** begin **

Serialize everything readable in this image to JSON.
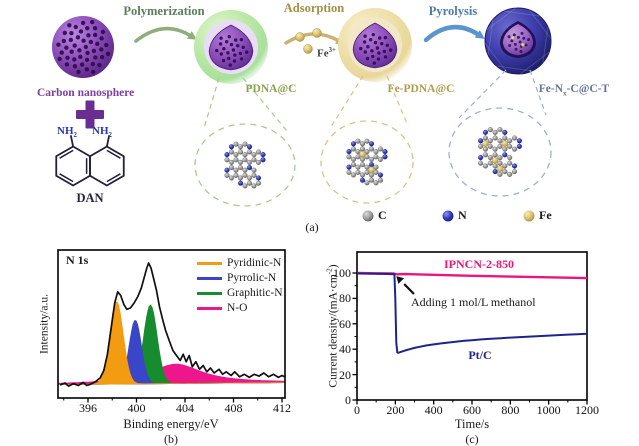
{
  "figure": {
    "panel_labels": {
      "a": "(a)",
      "b": "(b)",
      "c": "(c)"
    }
  },
  "schematic": {
    "reactant_label": "Carbon nanosphere",
    "plus": "+",
    "molecule": {
      "name": "DAN",
      "amine": {
        "base": "NH",
        "sub": "2"
      }
    },
    "arrows": [
      {
        "label": "Polymerization",
        "color": "#5c7d5c"
      },
      {
        "label": "Adsorption",
        "color": "#a38f45",
        "ion": {
          "base": "Fe",
          "sup": "3+"
        }
      },
      {
        "label": "Pyrolysis",
        "color": "#4b7cab"
      }
    ],
    "products": [
      {
        "label": "PDNA@C",
        "color": "#8aa34e"
      },
      {
        "label": "Fe-PDNA@C",
        "color": "#b39b4e"
      },
      {
        "label": {
          "pre": "Fe-N",
          "sub": "x",
          "post": "-C@C-T"
        },
        "color": "#64749c"
      }
    ],
    "atom_legend": [
      {
        "symbol": "C",
        "color": "#8c8c8c"
      },
      {
        "symbol": "N",
        "color": "#2e38b8"
      },
      {
        "symbol": "Fe",
        "color": "#d6bd6e"
      }
    ],
    "sphere_colors": {
      "core_purple": "#8b4bb8",
      "shell_green": "#a8e09a",
      "shell_tan": "#ecdca2",
      "pyrolyzed_blue": "#34349c"
    }
  },
  "chart_data": [
    {
      "id": "b",
      "type": "area",
      "title": "N 1s",
      "xlabel": "Binding energy/eV",
      "ylabel": "Intensity/a.u.",
      "xlim": [
        393.5,
        412.3
      ],
      "x_ticks": [
        396,
        400,
        404,
        408,
        412
      ],
      "grid": false,
      "legend_position": "top-right",
      "envelope_color": "#101010",
      "components": [
        {
          "name": "Pyridinic-N",
          "color": "#f39c12",
          "center": 398.35,
          "amplitude": 0.66,
          "sigma": 0.55
        },
        {
          "name": "Pyrrolic-N",
          "color": "#3a46c8",
          "center": 399.9,
          "amplitude": 0.51,
          "sigma": 0.5
        },
        {
          "name": "Graphitic-N",
          "color": "#168c2f",
          "center": 401.15,
          "amplitude": 0.63,
          "sigma": 0.55
        },
        {
          "name": "N-O",
          "color": "#ee168c",
          "center": 403.25,
          "amplitude": 0.155,
          "gamma": 2.6,
          "shape": "lorentzian"
        }
      ],
      "envelope_norm": [
        [
          393.7,
          0.025
        ],
        [
          394.1,
          0.04
        ],
        [
          394.4,
          0.015
        ],
        [
          394.8,
          0.035
        ],
        [
          395.2,
          0.02
        ],
        [
          395.6,
          0.045
        ],
        [
          395.9,
          0.02
        ],
        [
          396.2,
          0.03
        ],
        [
          396.6,
          0.05
        ],
        [
          397.0,
          0.08
        ],
        [
          397.3,
          0.14
        ],
        [
          397.6,
          0.27
        ],
        [
          397.9,
          0.47
        ],
        [
          398.2,
          0.68
        ],
        [
          398.45,
          0.77
        ],
        [
          398.7,
          0.74
        ],
        [
          398.95,
          0.67
        ],
        [
          399.2,
          0.63
        ],
        [
          399.5,
          0.64
        ],
        [
          399.8,
          0.68
        ],
        [
          400.1,
          0.73
        ],
        [
          400.4,
          0.8
        ],
        [
          400.65,
          0.89
        ],
        [
          400.85,
          0.96
        ],
        [
          401.0,
          1.0
        ],
        [
          401.2,
          0.96
        ],
        [
          401.4,
          0.88
        ],
        [
          401.65,
          0.78
        ],
        [
          401.9,
          0.65
        ],
        [
          402.15,
          0.55
        ],
        [
          402.4,
          0.46
        ],
        [
          402.7,
          0.38
        ],
        [
          403.0,
          0.3
        ],
        [
          403.3,
          0.26
        ],
        [
          403.6,
          0.22
        ],
        [
          403.85,
          0.27
        ],
        [
          404.1,
          0.21
        ],
        [
          404.35,
          0.26
        ],
        [
          404.6,
          0.17
        ],
        [
          404.9,
          0.21
        ],
        [
          405.2,
          0.15
        ],
        [
          405.5,
          0.18
        ],
        [
          405.8,
          0.13
        ],
        [
          406.1,
          0.16
        ],
        [
          406.4,
          0.12
        ],
        [
          406.8,
          0.15
        ],
        [
          407.1,
          0.11
        ],
        [
          407.4,
          0.13
        ],
        [
          407.8,
          0.1
        ],
        [
          408.1,
          0.13
        ],
        [
          408.5,
          0.09
        ],
        [
          408.9,
          0.11
        ],
        [
          409.3,
          0.085
        ],
        [
          409.7,
          0.11
        ],
        [
          410.1,
          0.095
        ],
        [
          410.5,
          0.12
        ],
        [
          410.9,
          0.09
        ],
        [
          411.3,
          0.11
        ],
        [
          411.7,
          0.085
        ],
        [
          412.0,
          0.1
        ],
        [
          412.2,
          0.09
        ]
      ]
    },
    {
      "id": "c",
      "type": "line",
      "xlabel": "Time/s",
      "ylabel": {
        "pre": "Current density/(mA·cm",
        "sup": "-2",
        "post": ")"
      },
      "xlim": [
        0,
        1200
      ],
      "ylim": [
        0,
        116
      ],
      "x_ticks": [
        0,
        200,
        400,
        600,
        800,
        1000,
        1200
      ],
      "y_ticks": [
        0,
        20,
        40,
        60,
        80,
        100
      ],
      "grid": false,
      "annotation": {
        "text": "Adding 1 mol/L methanol",
        "arrow_to_time": 215,
        "arrow_to_current": 96
      },
      "series": [
        {
          "name": "IPNCN-2-850",
          "color": "#e8177c",
          "points": [
            [
              0,
              100
            ],
            [
              100,
              99.8
            ],
            [
              190,
              99.6
            ],
            [
              210,
              99.0
            ],
            [
              250,
              99.2
            ],
            [
              300,
              99.0
            ],
            [
              400,
              98.6
            ],
            [
              500,
              98.2
            ],
            [
              600,
              97.8
            ],
            [
              700,
              97.5
            ],
            [
              800,
              97.2
            ],
            [
              900,
              96.9
            ],
            [
              1000,
              96.6
            ],
            [
              1100,
              96.3
            ],
            [
              1200,
              96.0
            ]
          ]
        },
        {
          "name": "Pt/C",
          "color": "#1c2490",
          "points": [
            [
              0,
              99.6
            ],
            [
              40,
              99.5
            ],
            [
              80,
              99.4
            ],
            [
              120,
              99.3
            ],
            [
              160,
              99.2
            ],
            [
              195,
              99.0
            ],
            [
              200,
              80
            ],
            [
              205,
              45
            ],
            [
              210,
              37.5
            ],
            [
              215,
              37.2
            ],
            [
              225,
              37.6
            ],
            [
              240,
              38.4
            ],
            [
              260,
              39.4
            ],
            [
              280,
              40.2
            ],
            [
              300,
              41.0
            ],
            [
              330,
              42.0
            ],
            [
              360,
              42.9
            ],
            [
              400,
              43.8
            ],
            [
              440,
              44.6
            ],
            [
              480,
              45.3
            ],
            [
              520,
              46.0
            ],
            [
              560,
              46.6
            ],
            [
              600,
              47.1
            ],
            [
              650,
              47.7
            ],
            [
              700,
              48.2
            ],
            [
              750,
              48.7
            ],
            [
              800,
              49.1
            ],
            [
              850,
              49.5
            ],
            [
              900,
              49.9
            ],
            [
              950,
              50.3
            ],
            [
              1000,
              50.7
            ],
            [
              1050,
              51.1
            ],
            [
              1100,
              51.5
            ],
            [
              1150,
              51.8
            ],
            [
              1200,
              52.1
            ]
          ]
        }
      ]
    }
  ]
}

** end **

# Short exercise:
Without the pictures, print the whole listing exactly as given.

# Response:
Serialize everything readable in this image to JSON.
{
  "figure": {
    "panel_labels": {
      "a": "(a)",
      "b": "(b)",
      "c": "(c)"
    }
  },
  "schematic": {
    "reactant_label": "Carbon nanosphere",
    "plus": "+",
    "molecule": {
      "name": "DAN",
      "amine": {
        "base": "NH",
        "sub": "2"
      }
    },
    "arrows": [
      {
        "label": "Polymerization",
        "color": "#5c7d5c"
      },
      {
        "label": "Adsorption",
        "color": "#a38f45",
        "ion": {
          "base": "Fe",
          "sup": "3+"
        }
      },
      {
        "label": "Pyrolysis",
        "color": "#4b7cab"
      }
    ],
    "products": [
      {
        "label": "PDNA@C",
        "color": "#8aa34e"
      },
      {
        "label": "Fe-PDNA@C",
        "color": "#b39b4e"
      },
      {
        "label": {
          "pre": "Fe-N",
          "sub": "x",
          "post": "-C@C-T"
        },
        "color": "#64749c"
      }
    ],
    "atom_legend": [
      {
        "symbol": "C",
        "color": "#8c8c8c"
      },
      {
        "symbol": "N",
        "color": "#2e38b8"
      },
      {
        "symbol": "Fe",
        "color": "#d6bd6e"
      }
    ],
    "sphere_colors": {
      "core_purple": "#8b4bb8",
      "shell_green": "#a8e09a",
      "shell_tan": "#ecdca2",
      "pyrolyzed_blue": "#34349c"
    }
  },
  "chart_data": [
    {
      "id": "b",
      "type": "area",
      "title": "N 1s",
      "xlabel": "Binding energy/eV",
      "ylabel": "Intensity/a.u.",
      "xlim": [
        393.5,
        412.3
      ],
      "x_ticks": [
        396,
        400,
        404,
        408,
        412
      ],
      "grid": false,
      "legend_position": "top-right",
      "envelope_color": "#101010",
      "components": [
        {
          "name": "Pyridinic-N",
          "color": "#f39c12",
          "center": 398.35,
          "amplitude": 0.66,
          "sigma": 0.55
        },
        {
          "name": "Pyrrolic-N",
          "color": "#3a46c8",
          "center": 399.9,
          "amplitude": 0.51,
          "sigma": 0.5
        },
        {
          "name": "Graphitic-N",
          "color": "#168c2f",
          "center": 401.15,
          "amplitude": 0.63,
          "sigma": 0.55
        },
        {
          "name": "N-O",
          "color": "#ee168c",
          "center": 403.25,
          "amplitude": 0.155,
          "gamma": 2.6,
          "shape": "lorentzian"
        }
      ],
      "envelope_norm": [
        [
          393.7,
          0.025
        ],
        [
          394.1,
          0.04
        ],
        [
          394.4,
          0.015
        ],
        [
          394.8,
          0.035
        ],
        [
          395.2,
          0.02
        ],
        [
          395.6,
          0.045
        ],
        [
          395.9,
          0.02
        ],
        [
          396.2,
          0.03
        ],
        [
          396.6,
          0.05
        ],
        [
          397.0,
          0.08
        ],
        [
          397.3,
          0.14
        ],
        [
          397.6,
          0.27
        ],
        [
          397.9,
          0.47
        ],
        [
          398.2,
          0.68
        ],
        [
          398.45,
          0.77
        ],
        [
          398.7,
          0.74
        ],
        [
          398.95,
          0.67
        ],
        [
          399.2,
          0.63
        ],
        [
          399.5,
          0.64
        ],
        [
          399.8,
          0.68
        ],
        [
          400.1,
          0.73
        ],
        [
          400.4,
          0.8
        ],
        [
          400.65,
          0.89
        ],
        [
          400.85,
          0.96
        ],
        [
          401.0,
          1.0
        ],
        [
          401.2,
          0.96
        ],
        [
          401.4,
          0.88
        ],
        [
          401.65,
          0.78
        ],
        [
          401.9,
          0.65
        ],
        [
          402.15,
          0.55
        ],
        [
          402.4,
          0.46
        ],
        [
          402.7,
          0.38
        ],
        [
          403.0,
          0.3
        ],
        [
          403.3,
          0.26
        ],
        [
          403.6,
          0.22
        ],
        [
          403.85,
          0.27
        ],
        [
          404.1,
          0.21
        ],
        [
          404.35,
          0.26
        ],
        [
          404.6,
          0.17
        ],
        [
          404.9,
          0.21
        ],
        [
          405.2,
          0.15
        ],
        [
          405.5,
          0.18
        ],
        [
          405.8,
          0.13
        ],
        [
          406.1,
          0.16
        ],
        [
          406.4,
          0.12
        ],
        [
          406.8,
          0.15
        ],
        [
          407.1,
          0.11
        ],
        [
          407.4,
          0.13
        ],
        [
          407.8,
          0.1
        ],
        [
          408.1,
          0.13
        ],
        [
          408.5,
          0.09
        ],
        [
          408.9,
          0.11
        ],
        [
          409.3,
          0.085
        ],
        [
          409.7,
          0.11
        ],
        [
          410.1,
          0.095
        ],
        [
          410.5,
          0.12
        ],
        [
          410.9,
          0.09
        ],
        [
          411.3,
          0.11
        ],
        [
          411.7,
          0.085
        ],
        [
          412.0,
          0.1
        ],
        [
          412.2,
          0.09
        ]
      ]
    },
    {
      "id": "c",
      "type": "line",
      "xlabel": "Time/s",
      "ylabel": {
        "pre": "Current density/(mA·cm",
        "sup": "-2",
        "post": ")"
      },
      "xlim": [
        0,
        1200
      ],
      "ylim": [
        0,
        116
      ],
      "x_ticks": [
        0,
        200,
        400,
        600,
        800,
        1000,
        1200
      ],
      "y_ticks": [
        0,
        20,
        40,
        60,
        80,
        100
      ],
      "grid": false,
      "annotation": {
        "text": "Adding 1 mol/L methanol",
        "arrow_to_time": 215,
        "arrow_to_current": 96
      },
      "series": [
        {
          "name": "IPNCN-2-850",
          "color": "#e8177c",
          "points": [
            [
              0,
              100
            ],
            [
              100,
              99.8
            ],
            [
              190,
              99.6
            ],
            [
              210,
              99.0
            ],
            [
              250,
              99.2
            ],
            [
              300,
              99.0
            ],
            [
              400,
              98.6
            ],
            [
              500,
              98.2
            ],
            [
              600,
              97.8
            ],
            [
              700,
              97.5
            ],
            [
              800,
              97.2
            ],
            [
              900,
              96.9
            ],
            [
              1000,
              96.6
            ],
            [
              1100,
              96.3
            ],
            [
              1200,
              96.0
            ]
          ]
        },
        {
          "name": "Pt/C",
          "color": "#1c2490",
          "points": [
            [
              0,
              99.6
            ],
            [
              40,
              99.5
            ],
            [
              80,
              99.4
            ],
            [
              120,
              99.3
            ],
            [
              160,
              99.2
            ],
            [
              195,
              99.0
            ],
            [
              200,
              80
            ],
            [
              205,
              45
            ],
            [
              210,
              37.5
            ],
            [
              215,
              37.2
            ],
            [
              225,
              37.6
            ],
            [
              240,
              38.4
            ],
            [
              260,
              39.4
            ],
            [
              280,
              40.2
            ],
            [
              300,
              41.0
            ],
            [
              330,
              42.0
            ],
            [
              360,
              42.9
            ],
            [
              400,
              43.8
            ],
            [
              440,
              44.6
            ],
            [
              480,
              45.3
            ],
            [
              520,
              46.0
            ],
            [
              560,
              46.6
            ],
            [
              600,
              47.1
            ],
            [
              650,
              47.7
            ],
            [
              700,
              48.2
            ],
            [
              750,
              48.7
            ],
            [
              800,
              49.1
            ],
            [
              850,
              49.5
            ],
            [
              900,
              49.9
            ],
            [
              950,
              50.3
            ],
            [
              1000,
              50.7
            ],
            [
              1050,
              51.1
            ],
            [
              1100,
              51.5
            ],
            [
              1150,
              51.8
            ],
            [
              1200,
              52.1
            ]
          ]
        }
      ]
    }
  ]
}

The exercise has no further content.